(Page content records)
☆ ☆ ☆ ☆ ☆ ☆ ☆

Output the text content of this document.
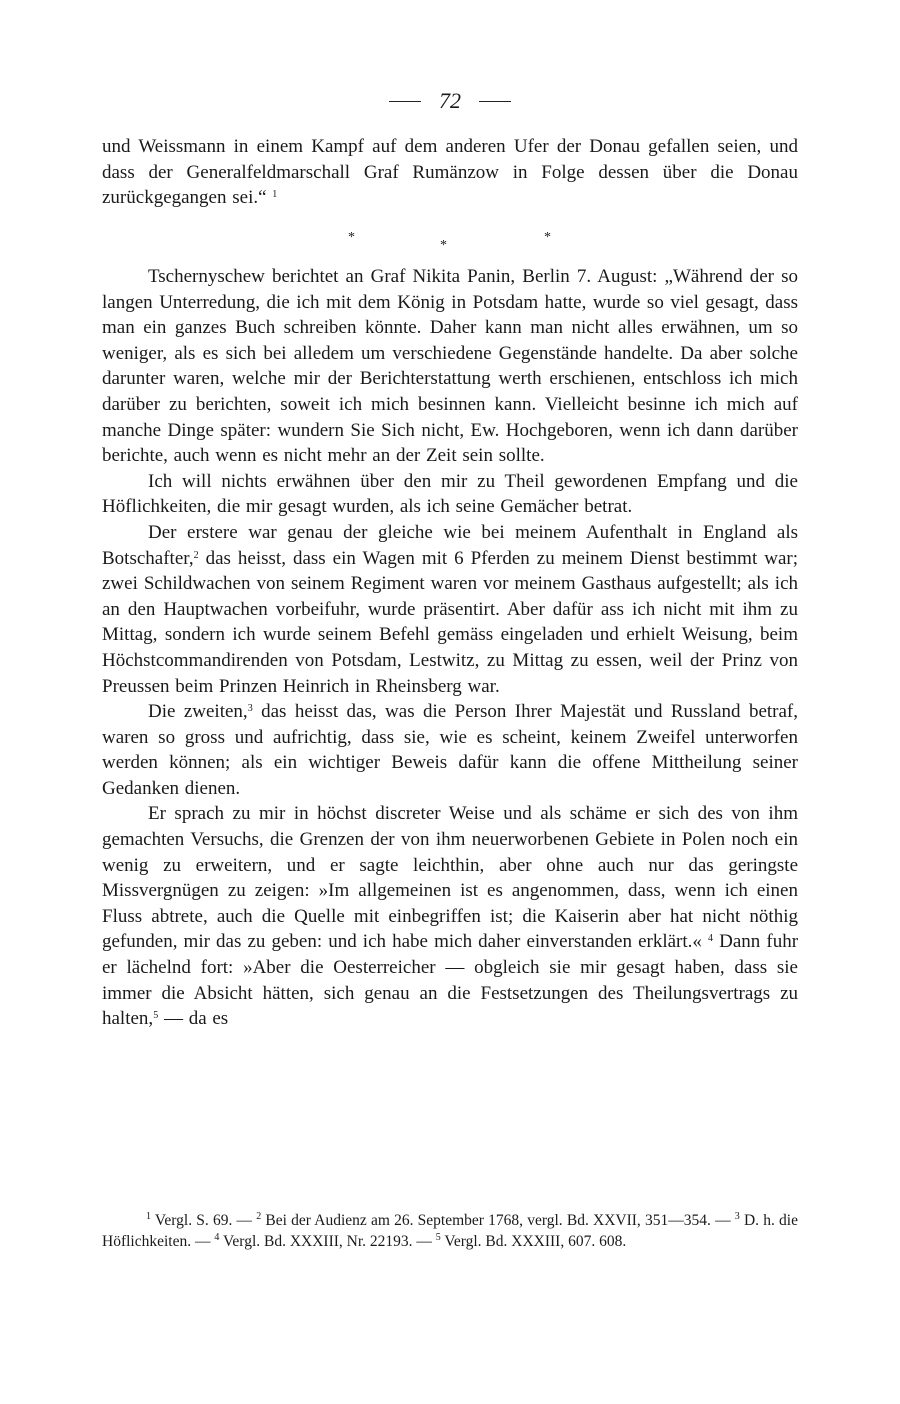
72

und Weissmann in einem Kampf auf dem anderen Ufer der Donau gefallen seien, und dass der Generalfeldmarschall Graf Rumänzow in Folge dessen über die Donau zurückgegangen sei.“ $^1$

*
*
*

Tschernyschew berichtet an Graf Nikita Panin, Berlin 7. August: „Während der so langen Unterredung, die ich mit dem König in Potsdam hatte, wurde so viel gesagt, dass man ein ganzes Buch schreiben könnte. Daher kann man nicht alles erwähnen, um so weniger, als es sich bei alledem um verschiedene Gegenstände handelte. Da aber solche darunter waren, welche mir der Berichterstattung werth erschienen, entschloss ich mich darüber zu berichten, soweit ich mich besinnen kann. Vielleicht besinne ich mich auf manche Dinge später: wundern Sie Sich nicht, Ew. Hochgeboren, wenn ich dann darüber berichte, auch wenn es nicht mehr an der Zeit sein sollte.

Ich will nichts erwähnen über den mir zu Theil gewordenen Empfang und die Höflichkeiten, die mir gesagt wurden, als ich seine Gemächer betrat.

Der erstere war genau der gleiche wie bei meinem Aufenthalt in England als Botschafter,$^2$ das heisst, dass ein Wagen mit 6 Pferden zu meinem Dienst bestimmt war; zwei Schildwachen von seinem Regiment waren vor meinem Gasthaus aufgestellt; als ich an den Hauptwachen vorbeifuhr, wurde präsentirt. Aber dafür ass ich nicht mit ihm zu Mittag, sondern ich wurde seinem Befehl gemäss eingeladen und erhielt Weisung, beim Höchstcommandirenden von Potsdam, Lestwitz, zu Mittag zu essen, weil der Prinz von Preussen beim Prinzen Heinrich in Rheinsberg war.

Die zweiten,$^3$ das heisst das, was die Person Ihrer Majestät und Russland betraf, waren so gross und aufrichtig, dass sie, wie es scheint, keinem Zweifel unterworfen werden können; als ein wichtiger Beweis dafür kann die offene Mittheilung seiner Gedanken dienen.

Er sprach zu mir in höchst discreter Weise und als schäme er sich des von ihm gemachten Versuchs, die Grenzen der von ihm neuerworbenen Gebiete in Polen noch ein wenig zu erweitern, und er sagte leichthin, aber ohne auch nur das geringste Missvergnügen zu zeigen: »Im allgemeinen ist es angenommen, dass, wenn ich einen Fluss abtrete, auch die Quelle mit einbegriffen ist; die Kaiserin aber hat nicht nöthig gefunden, mir das zu geben: und ich habe mich daher einverstanden erklärt.« $^4$ Dann fuhr er lächelnd fort: »Aber die Oesterreicher — obgleich sie mir gesagt haben, dass sie immer die Absicht hätten, sich genau an die Festsetzungen des Theilungsvertrags zu halten,$^5$ — da es

$^1$ Vergl. S. 69. — $^2$ Bei der Audienz am 26. September 1768, vergl. Bd. XXVII, 351—354. — $^3$ D. h. die Höflichkeiten. — $^4$ Vergl. Bd. XXXIII, Nr. 22193. — $^5$ Vergl. Bd. XXXIII, 607. 608.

☆ ☆ ☆ ☆ ☆ ☆ ☆

▶ Activity
Write out the records above exactly as they stand, leaving out every picture.

▶ Answer to the exercise
Output the text content of this document.
72

und Weissmann in einem Kampf auf dem anderen Ufer der Donau gefallen seien, und dass der Generalfeldmarschall Graf Rumänzow in Folge dessen über die Donau zurückgegangen sei.“ $^1$

*
*
*

Tschernyschew berichtet an Graf Nikita Panin, Berlin 7. August: „Während der so langen Unterredung, die ich mit dem König in Potsdam hatte, wurde so viel gesagt, dass man ein ganzes Buch schreiben könnte. Daher kann man nicht alles erwähnen, um so weniger, als es sich bei alledem um verschiedene Gegenstände handelte. Da aber solche darunter waren, welche mir der Berichterstattung werth erschienen, entschloss ich mich darüber zu berichten, soweit ich mich besinnen kann. Vielleicht besinne ich mich auf manche Dinge später: wundern Sie Sich nicht, Ew. Hochgeboren, wenn ich dann darüber berichte, auch wenn es nicht mehr an der Zeit sein sollte.

Ich will nichts erwähnen über den mir zu Theil gewordenen Empfang und die Höflichkeiten, die mir gesagt wurden, als ich seine Gemächer betrat.

Der erstere war genau der gleiche wie bei meinem Aufenthalt in England als Botschafter,$^2$ das heisst, dass ein Wagen mit 6 Pferden zu meinem Dienst bestimmt war; zwei Schildwachen von seinem Regiment waren vor meinem Gasthaus aufgestellt; als ich an den Hauptwachen vorbeifuhr, wurde präsentirt. Aber dafür ass ich nicht mit ihm zu Mittag, sondern ich wurde seinem Befehl gemäss eingeladen und erhielt Weisung, beim Höchstcommandirenden von Potsdam, Lestwitz, zu Mittag zu essen, weil der Prinz von Preussen beim Prinzen Heinrich in Rheinsberg war.

Die zweiten,$^3$ das heisst das, was die Person Ihrer Majestät und Russland betraf, waren so gross und aufrichtig, dass sie, wie es scheint, keinem Zweifel unterworfen werden können; als ein wichtiger Beweis dafür kann die offene Mittheilung seiner Gedanken dienen.

Er sprach zu mir in höchst discreter Weise und als schäme er sich des von ihm gemachten Versuchs, die Grenzen der von ihm neuerworbenen Gebiete in Polen noch ein wenig zu erweitern, und er sagte leichthin, aber ohne auch nur das geringste Missvergnügen zu zeigen: »Im allgemeinen ist es angenommen, dass, wenn ich einen Fluss abtrete, auch die Quelle mit einbegriffen ist; die Kaiserin aber hat nicht nöthig gefunden, mir das zu geben: und ich habe mich daher einverstanden erklärt.« $^4$ Dann fuhr er lächelnd fort: »Aber die Oesterreicher — obgleich sie mir gesagt haben, dass sie immer die Absicht hätten, sich genau an die Festsetzungen des Theilungsvertrags zu halten,$^5$ — da es

$^1$ Vergl. S. 69. — $^2$ Bei der Audienz am 26. September 1768, vergl. Bd. XXVII, 351—354. — $^3$ D. h. die Höflichkeiten. — $^4$ Vergl. Bd. XXXIII, Nr. 22193. — $^5$ Vergl. Bd. XXXIII, 607. 608.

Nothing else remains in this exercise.